* **What you have to do**: Below are the records. Count the lines containing the string "Ländern", and reply with the number alone.

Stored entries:
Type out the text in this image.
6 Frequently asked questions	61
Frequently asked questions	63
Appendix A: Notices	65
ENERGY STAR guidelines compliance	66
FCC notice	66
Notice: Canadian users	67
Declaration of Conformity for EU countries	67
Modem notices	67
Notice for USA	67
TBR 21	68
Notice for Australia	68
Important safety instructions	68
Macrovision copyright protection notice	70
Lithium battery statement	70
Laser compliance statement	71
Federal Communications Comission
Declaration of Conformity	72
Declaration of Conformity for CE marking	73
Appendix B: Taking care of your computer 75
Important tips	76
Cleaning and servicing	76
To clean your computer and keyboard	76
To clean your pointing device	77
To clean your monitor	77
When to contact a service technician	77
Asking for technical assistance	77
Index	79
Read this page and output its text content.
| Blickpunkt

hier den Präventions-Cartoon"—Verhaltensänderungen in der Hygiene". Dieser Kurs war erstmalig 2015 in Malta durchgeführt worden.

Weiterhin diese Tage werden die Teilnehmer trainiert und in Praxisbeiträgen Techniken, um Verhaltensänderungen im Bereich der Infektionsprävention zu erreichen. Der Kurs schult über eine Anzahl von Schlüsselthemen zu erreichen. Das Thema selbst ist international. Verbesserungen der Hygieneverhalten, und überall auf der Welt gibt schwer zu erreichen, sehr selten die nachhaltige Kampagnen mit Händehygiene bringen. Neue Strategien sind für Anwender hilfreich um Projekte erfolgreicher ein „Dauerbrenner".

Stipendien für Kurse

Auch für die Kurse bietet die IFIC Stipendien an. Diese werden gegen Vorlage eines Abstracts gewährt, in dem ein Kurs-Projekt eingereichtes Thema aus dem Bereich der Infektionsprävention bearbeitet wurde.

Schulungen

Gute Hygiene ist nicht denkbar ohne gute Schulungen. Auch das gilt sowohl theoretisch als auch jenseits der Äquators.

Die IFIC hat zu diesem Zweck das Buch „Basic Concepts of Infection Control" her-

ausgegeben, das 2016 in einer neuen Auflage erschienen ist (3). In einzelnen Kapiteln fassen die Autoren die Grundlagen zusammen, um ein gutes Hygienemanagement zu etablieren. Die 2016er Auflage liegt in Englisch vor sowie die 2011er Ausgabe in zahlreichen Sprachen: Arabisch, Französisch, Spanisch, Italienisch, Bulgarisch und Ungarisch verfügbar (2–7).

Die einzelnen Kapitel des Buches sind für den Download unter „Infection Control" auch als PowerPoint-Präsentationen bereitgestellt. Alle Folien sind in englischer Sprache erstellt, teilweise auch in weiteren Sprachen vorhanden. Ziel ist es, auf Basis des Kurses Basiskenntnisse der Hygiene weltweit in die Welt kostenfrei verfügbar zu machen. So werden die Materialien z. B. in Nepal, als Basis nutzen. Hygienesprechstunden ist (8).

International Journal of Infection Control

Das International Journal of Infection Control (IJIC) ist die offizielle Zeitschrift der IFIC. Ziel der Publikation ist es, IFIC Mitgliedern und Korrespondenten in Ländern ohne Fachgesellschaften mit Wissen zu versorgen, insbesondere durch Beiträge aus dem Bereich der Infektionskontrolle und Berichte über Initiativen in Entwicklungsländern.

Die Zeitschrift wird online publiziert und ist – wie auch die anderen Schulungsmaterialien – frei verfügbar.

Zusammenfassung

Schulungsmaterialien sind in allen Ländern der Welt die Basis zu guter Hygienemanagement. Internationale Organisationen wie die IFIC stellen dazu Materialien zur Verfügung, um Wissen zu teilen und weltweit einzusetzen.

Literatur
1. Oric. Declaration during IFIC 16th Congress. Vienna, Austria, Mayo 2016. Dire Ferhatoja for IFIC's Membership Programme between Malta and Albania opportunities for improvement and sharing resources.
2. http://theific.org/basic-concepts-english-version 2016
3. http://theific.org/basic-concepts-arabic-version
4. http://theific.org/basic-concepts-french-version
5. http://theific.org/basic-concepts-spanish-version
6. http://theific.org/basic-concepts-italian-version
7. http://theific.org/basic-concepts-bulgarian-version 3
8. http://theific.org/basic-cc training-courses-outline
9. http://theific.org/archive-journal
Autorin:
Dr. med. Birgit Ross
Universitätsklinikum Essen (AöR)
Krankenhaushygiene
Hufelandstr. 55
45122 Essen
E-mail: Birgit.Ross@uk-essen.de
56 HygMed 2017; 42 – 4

* **Expected output**: 2